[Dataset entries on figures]
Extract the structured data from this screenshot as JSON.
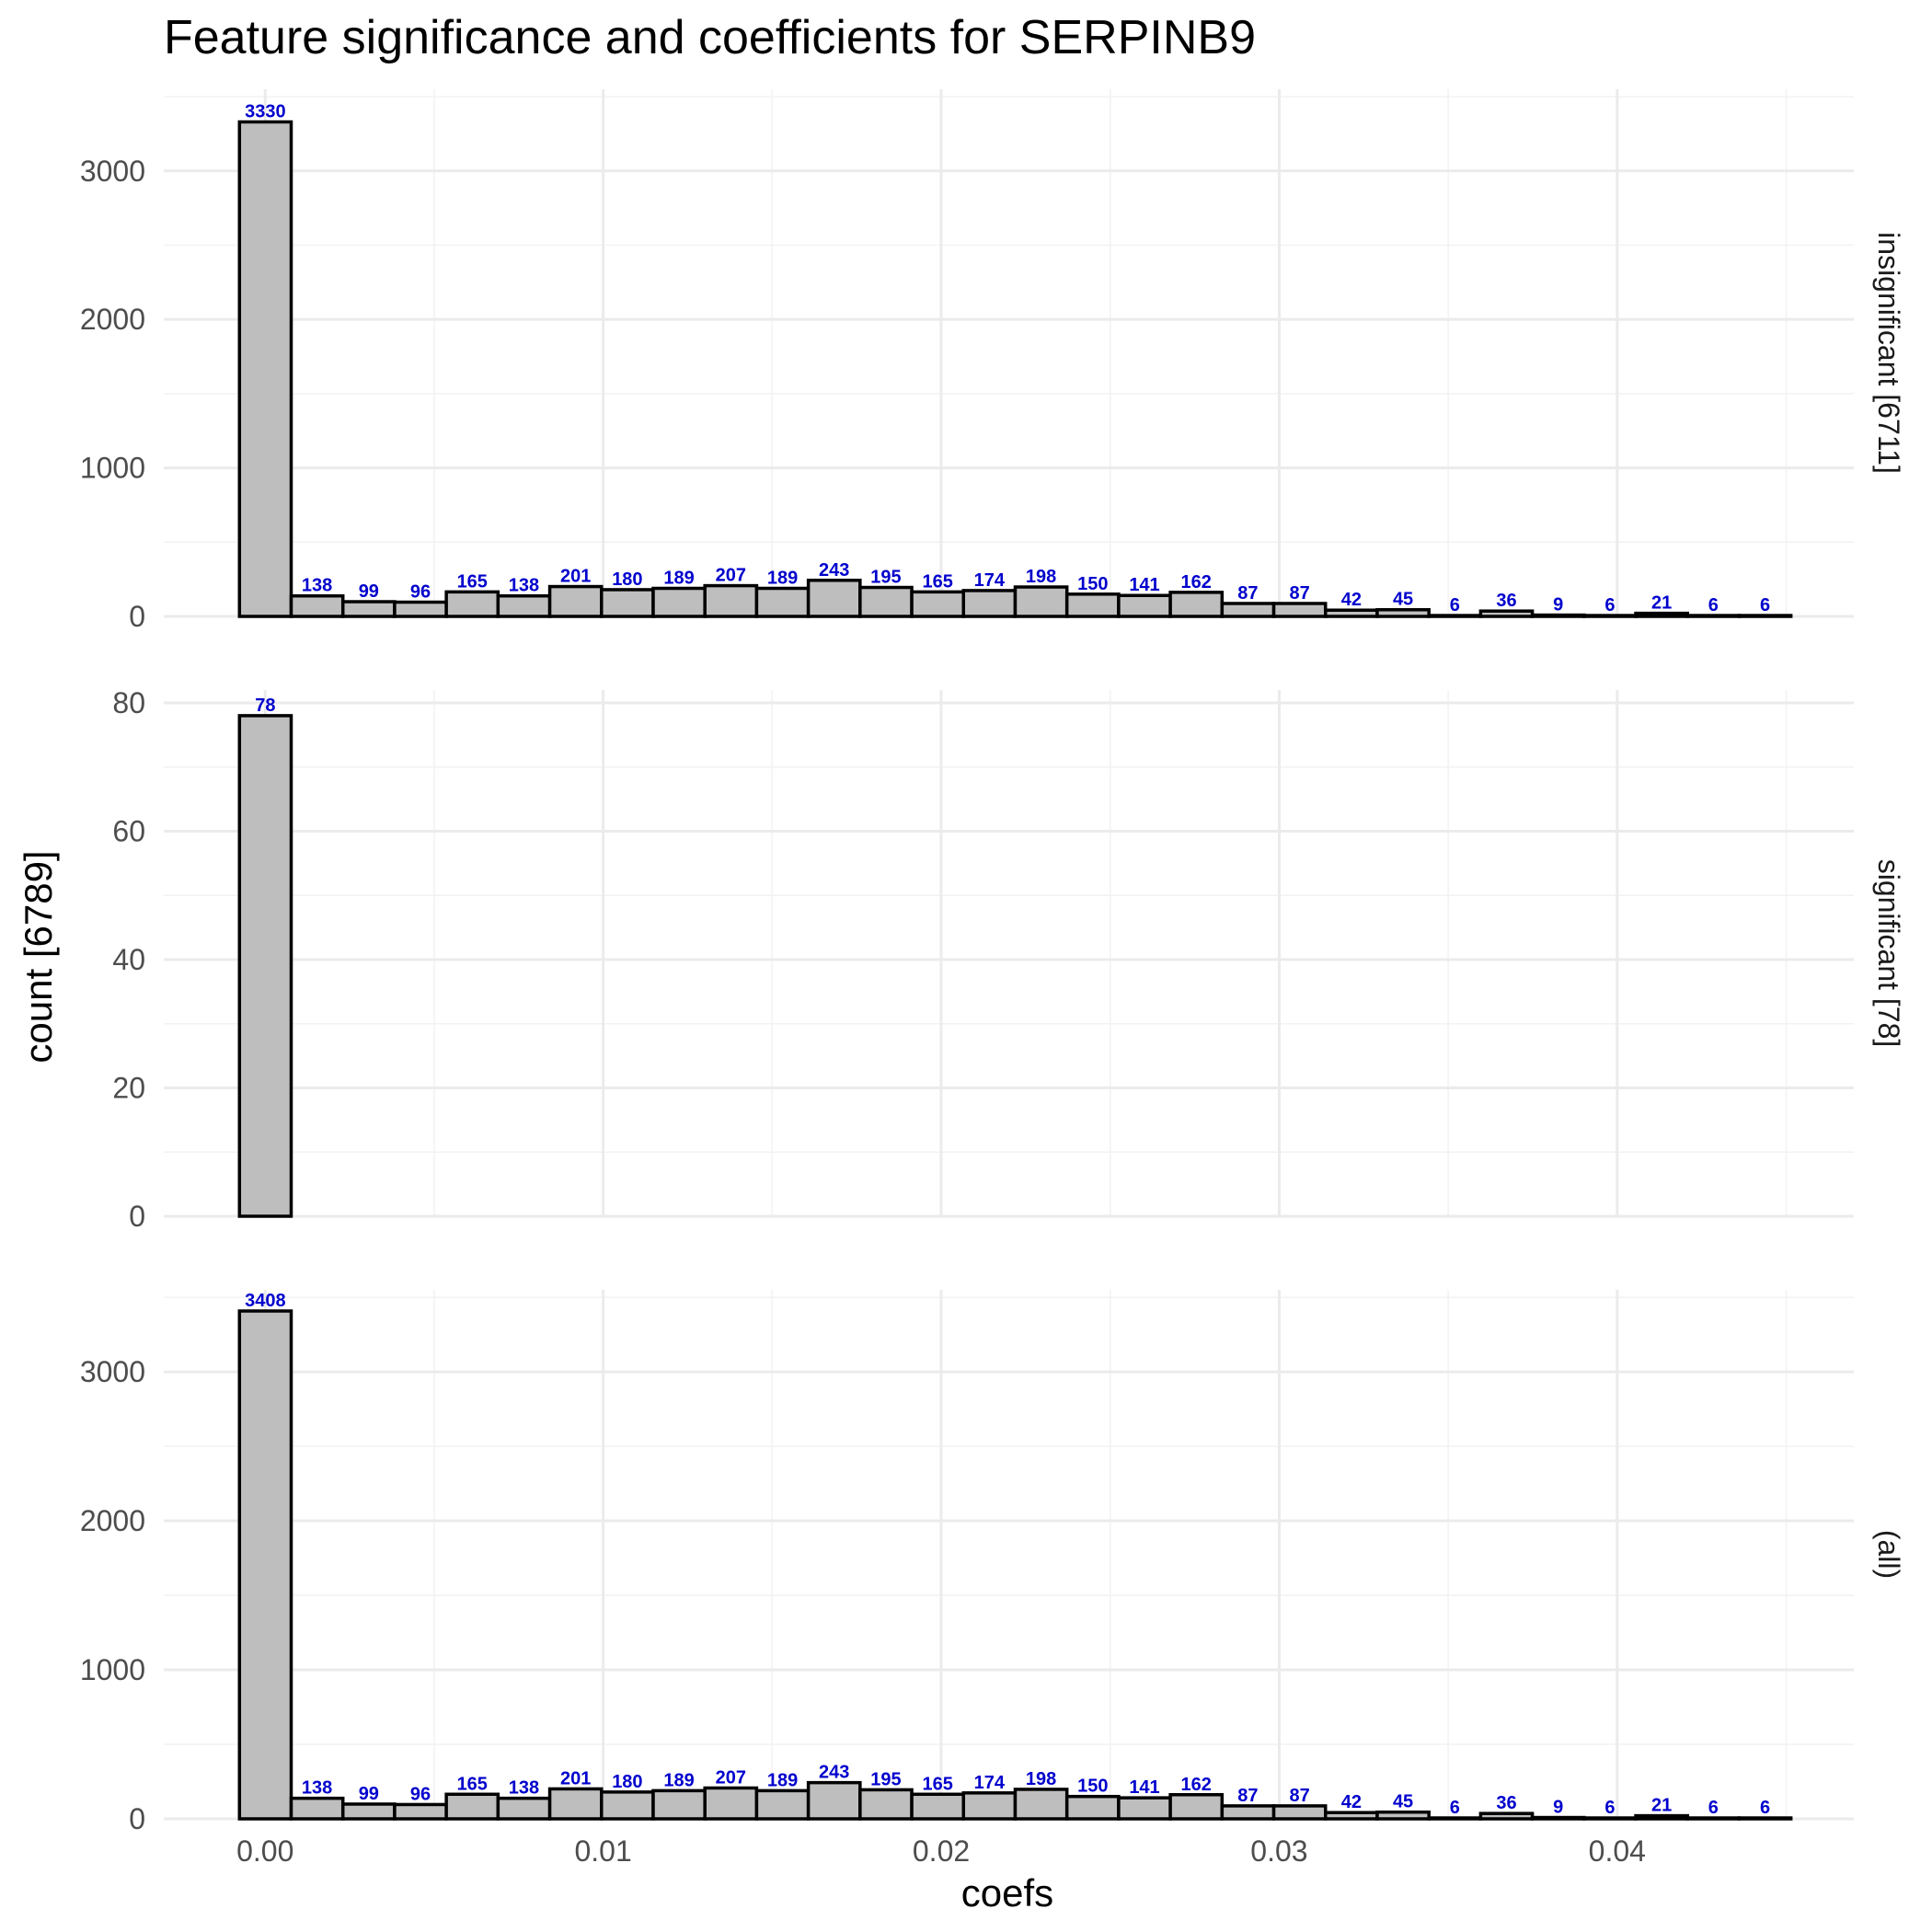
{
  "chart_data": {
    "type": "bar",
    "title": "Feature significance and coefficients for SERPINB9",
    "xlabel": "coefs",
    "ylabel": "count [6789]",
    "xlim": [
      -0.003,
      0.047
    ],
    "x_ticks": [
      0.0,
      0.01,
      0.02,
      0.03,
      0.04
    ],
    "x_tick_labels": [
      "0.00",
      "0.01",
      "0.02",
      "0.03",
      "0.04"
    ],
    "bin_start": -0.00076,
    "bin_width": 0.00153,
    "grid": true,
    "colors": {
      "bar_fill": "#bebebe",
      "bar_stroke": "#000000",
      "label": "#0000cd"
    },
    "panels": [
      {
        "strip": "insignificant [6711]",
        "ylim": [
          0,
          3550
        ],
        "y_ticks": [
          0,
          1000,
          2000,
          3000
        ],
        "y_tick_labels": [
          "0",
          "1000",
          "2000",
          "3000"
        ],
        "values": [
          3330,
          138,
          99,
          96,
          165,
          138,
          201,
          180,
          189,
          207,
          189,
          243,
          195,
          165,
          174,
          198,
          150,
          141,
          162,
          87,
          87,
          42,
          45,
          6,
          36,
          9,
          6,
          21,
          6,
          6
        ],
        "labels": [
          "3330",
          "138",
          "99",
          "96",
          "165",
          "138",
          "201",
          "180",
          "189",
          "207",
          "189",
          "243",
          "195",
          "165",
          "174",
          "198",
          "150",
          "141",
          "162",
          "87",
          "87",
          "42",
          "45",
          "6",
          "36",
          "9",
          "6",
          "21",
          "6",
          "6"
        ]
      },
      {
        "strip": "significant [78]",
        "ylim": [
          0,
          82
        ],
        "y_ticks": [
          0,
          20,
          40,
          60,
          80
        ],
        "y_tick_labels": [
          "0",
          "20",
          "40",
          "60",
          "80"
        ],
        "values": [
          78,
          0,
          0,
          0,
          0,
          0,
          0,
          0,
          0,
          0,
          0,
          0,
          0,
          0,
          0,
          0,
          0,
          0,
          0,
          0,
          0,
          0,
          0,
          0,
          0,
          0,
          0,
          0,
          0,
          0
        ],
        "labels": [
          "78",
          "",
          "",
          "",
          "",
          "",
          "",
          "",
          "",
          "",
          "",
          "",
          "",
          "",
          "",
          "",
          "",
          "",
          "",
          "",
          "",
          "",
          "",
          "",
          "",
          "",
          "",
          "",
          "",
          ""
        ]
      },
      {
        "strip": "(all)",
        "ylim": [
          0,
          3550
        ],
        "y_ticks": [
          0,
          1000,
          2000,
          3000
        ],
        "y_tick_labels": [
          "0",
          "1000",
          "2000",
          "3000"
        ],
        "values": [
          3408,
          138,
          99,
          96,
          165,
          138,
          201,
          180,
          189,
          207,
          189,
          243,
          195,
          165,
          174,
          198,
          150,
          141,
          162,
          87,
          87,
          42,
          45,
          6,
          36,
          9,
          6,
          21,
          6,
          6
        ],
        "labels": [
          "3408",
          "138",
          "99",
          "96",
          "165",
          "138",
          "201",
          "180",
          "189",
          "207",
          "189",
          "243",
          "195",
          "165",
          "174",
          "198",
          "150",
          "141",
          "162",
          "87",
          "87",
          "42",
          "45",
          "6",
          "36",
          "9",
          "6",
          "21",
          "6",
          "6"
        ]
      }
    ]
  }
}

==

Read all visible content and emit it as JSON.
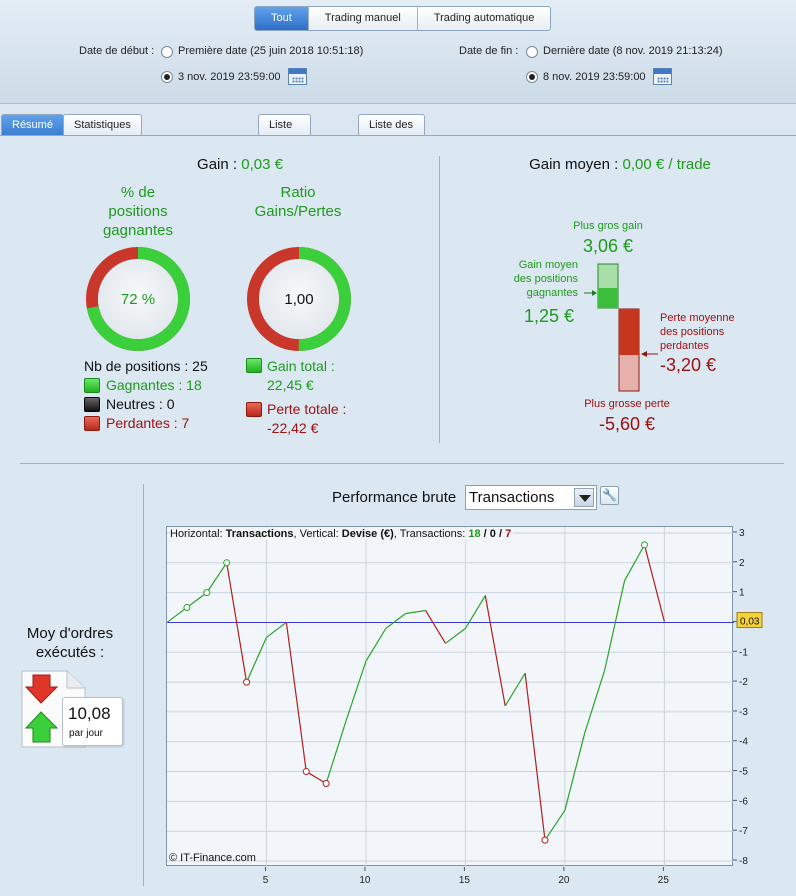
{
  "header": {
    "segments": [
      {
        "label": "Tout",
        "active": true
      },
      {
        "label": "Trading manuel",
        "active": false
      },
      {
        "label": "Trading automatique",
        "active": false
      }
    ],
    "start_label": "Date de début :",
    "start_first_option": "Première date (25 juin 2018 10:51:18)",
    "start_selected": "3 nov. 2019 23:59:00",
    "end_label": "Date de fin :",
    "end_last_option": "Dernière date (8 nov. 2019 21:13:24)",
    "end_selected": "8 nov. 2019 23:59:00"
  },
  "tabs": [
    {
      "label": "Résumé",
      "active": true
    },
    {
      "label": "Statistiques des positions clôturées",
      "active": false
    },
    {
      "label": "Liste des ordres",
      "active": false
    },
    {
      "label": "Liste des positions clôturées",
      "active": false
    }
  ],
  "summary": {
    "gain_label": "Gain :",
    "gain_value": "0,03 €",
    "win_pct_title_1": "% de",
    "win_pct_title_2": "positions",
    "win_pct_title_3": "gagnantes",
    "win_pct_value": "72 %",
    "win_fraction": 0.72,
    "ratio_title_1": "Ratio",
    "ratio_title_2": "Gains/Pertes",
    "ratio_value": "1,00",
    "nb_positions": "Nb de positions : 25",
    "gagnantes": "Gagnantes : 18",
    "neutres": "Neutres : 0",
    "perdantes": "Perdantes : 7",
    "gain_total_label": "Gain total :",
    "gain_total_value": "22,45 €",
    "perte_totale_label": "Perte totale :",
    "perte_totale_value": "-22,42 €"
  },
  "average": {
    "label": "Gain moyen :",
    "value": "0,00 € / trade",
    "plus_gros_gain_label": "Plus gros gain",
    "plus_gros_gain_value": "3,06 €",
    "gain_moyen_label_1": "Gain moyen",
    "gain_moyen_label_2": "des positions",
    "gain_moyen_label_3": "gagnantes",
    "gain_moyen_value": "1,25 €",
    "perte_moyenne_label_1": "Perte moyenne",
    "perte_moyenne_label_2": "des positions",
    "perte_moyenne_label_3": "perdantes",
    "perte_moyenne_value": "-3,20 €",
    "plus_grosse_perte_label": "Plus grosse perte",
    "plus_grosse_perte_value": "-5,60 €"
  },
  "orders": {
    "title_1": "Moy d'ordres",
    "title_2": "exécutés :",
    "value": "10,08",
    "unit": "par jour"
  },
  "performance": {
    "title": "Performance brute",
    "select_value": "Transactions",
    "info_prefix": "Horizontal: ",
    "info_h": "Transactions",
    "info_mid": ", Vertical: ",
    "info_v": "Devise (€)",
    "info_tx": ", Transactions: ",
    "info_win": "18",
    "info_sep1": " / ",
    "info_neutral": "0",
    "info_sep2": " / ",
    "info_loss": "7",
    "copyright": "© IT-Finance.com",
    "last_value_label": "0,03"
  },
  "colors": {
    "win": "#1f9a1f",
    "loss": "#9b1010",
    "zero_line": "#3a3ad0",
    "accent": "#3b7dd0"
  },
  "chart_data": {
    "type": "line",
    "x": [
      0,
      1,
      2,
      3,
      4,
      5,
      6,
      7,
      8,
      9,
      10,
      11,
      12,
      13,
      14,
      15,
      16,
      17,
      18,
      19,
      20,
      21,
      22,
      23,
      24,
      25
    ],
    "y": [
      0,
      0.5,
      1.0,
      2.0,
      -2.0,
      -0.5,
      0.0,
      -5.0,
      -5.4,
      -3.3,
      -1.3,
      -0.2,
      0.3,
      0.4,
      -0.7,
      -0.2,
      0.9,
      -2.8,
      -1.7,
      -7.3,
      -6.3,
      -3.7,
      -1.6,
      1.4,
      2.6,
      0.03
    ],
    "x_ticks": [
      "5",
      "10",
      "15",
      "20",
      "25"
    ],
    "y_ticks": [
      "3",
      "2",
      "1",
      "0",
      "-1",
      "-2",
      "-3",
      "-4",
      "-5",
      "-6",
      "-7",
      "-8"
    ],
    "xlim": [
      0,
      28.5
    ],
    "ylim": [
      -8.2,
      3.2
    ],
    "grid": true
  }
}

* * *

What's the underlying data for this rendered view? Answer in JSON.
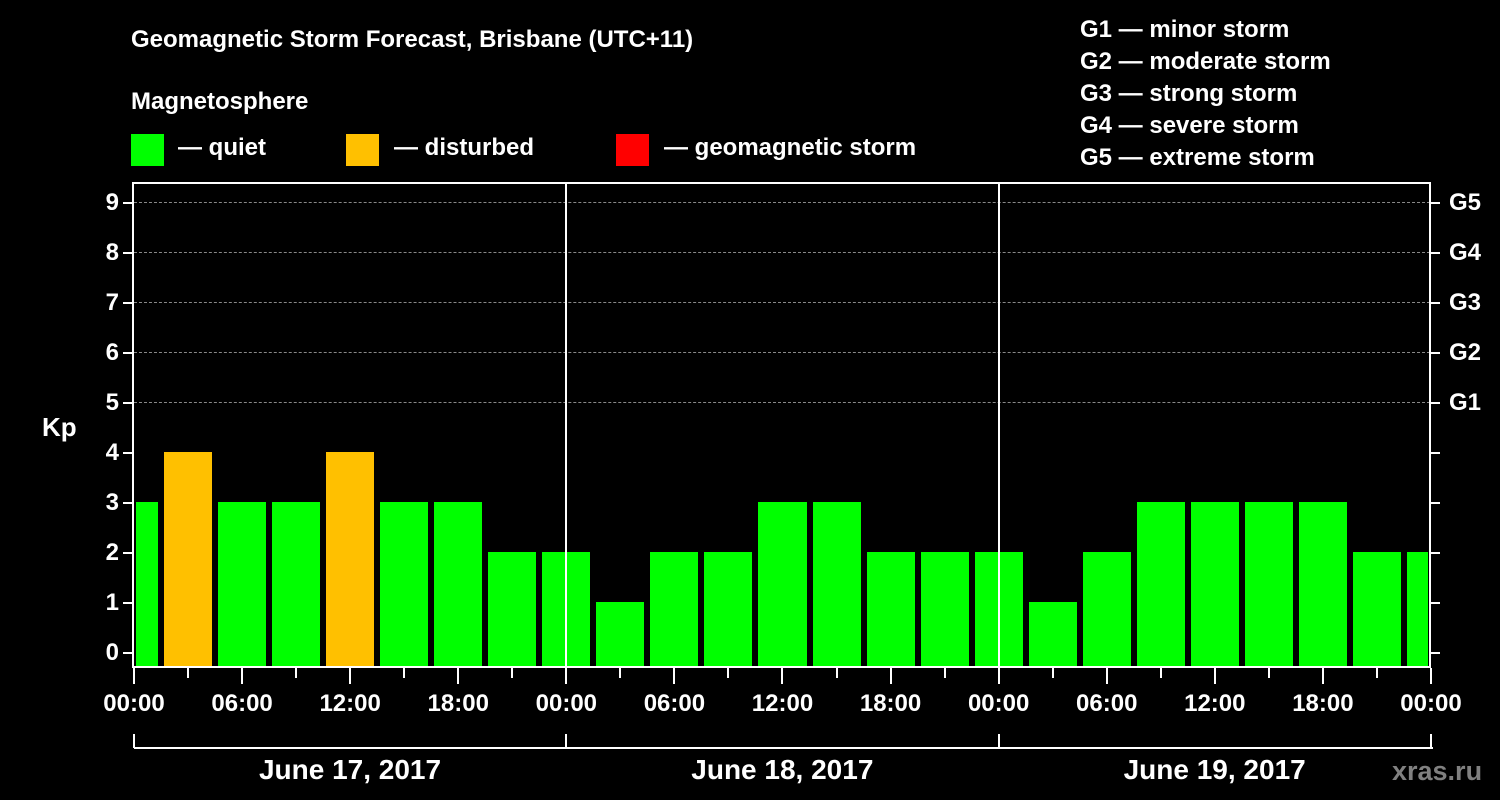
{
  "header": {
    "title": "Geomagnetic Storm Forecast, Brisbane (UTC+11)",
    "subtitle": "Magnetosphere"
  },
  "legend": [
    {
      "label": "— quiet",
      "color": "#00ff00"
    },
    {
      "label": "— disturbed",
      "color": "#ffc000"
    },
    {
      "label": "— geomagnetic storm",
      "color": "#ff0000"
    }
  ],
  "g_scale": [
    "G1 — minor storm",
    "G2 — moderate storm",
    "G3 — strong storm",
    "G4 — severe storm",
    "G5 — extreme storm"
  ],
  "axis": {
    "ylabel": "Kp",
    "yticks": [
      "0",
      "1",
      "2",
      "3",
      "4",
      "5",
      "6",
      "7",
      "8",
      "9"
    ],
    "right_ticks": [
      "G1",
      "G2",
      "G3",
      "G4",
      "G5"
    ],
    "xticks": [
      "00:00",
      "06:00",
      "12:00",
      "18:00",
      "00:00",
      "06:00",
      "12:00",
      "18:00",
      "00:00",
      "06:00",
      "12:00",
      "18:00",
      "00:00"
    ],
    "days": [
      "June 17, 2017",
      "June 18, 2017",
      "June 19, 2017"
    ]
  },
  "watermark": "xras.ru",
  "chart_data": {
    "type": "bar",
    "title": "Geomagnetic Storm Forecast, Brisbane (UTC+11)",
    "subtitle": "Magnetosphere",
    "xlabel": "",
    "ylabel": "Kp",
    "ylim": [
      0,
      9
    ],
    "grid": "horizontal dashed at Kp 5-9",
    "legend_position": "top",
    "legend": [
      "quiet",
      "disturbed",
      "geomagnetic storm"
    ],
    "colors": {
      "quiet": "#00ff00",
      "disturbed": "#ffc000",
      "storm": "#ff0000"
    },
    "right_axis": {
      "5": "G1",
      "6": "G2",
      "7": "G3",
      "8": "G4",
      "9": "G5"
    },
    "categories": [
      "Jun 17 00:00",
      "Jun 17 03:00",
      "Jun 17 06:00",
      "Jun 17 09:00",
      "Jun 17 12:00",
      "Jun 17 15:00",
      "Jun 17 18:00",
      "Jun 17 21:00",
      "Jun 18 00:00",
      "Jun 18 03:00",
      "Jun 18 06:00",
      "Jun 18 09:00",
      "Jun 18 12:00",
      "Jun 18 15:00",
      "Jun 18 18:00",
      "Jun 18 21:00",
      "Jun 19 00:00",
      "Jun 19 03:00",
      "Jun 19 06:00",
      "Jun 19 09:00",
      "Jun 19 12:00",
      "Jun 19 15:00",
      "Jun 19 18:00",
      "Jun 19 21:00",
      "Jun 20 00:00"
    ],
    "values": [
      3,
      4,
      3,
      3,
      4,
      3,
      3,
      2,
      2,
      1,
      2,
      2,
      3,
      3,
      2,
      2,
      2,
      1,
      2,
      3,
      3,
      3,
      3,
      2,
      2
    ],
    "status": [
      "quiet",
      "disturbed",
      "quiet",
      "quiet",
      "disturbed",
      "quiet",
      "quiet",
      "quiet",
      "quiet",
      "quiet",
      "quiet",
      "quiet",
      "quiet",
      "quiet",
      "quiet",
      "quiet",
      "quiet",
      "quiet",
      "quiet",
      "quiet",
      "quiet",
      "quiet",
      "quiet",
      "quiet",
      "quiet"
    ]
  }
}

_Stated problem_
Give solely the number of lines in the data that contain the string "strip".

_Task response_
3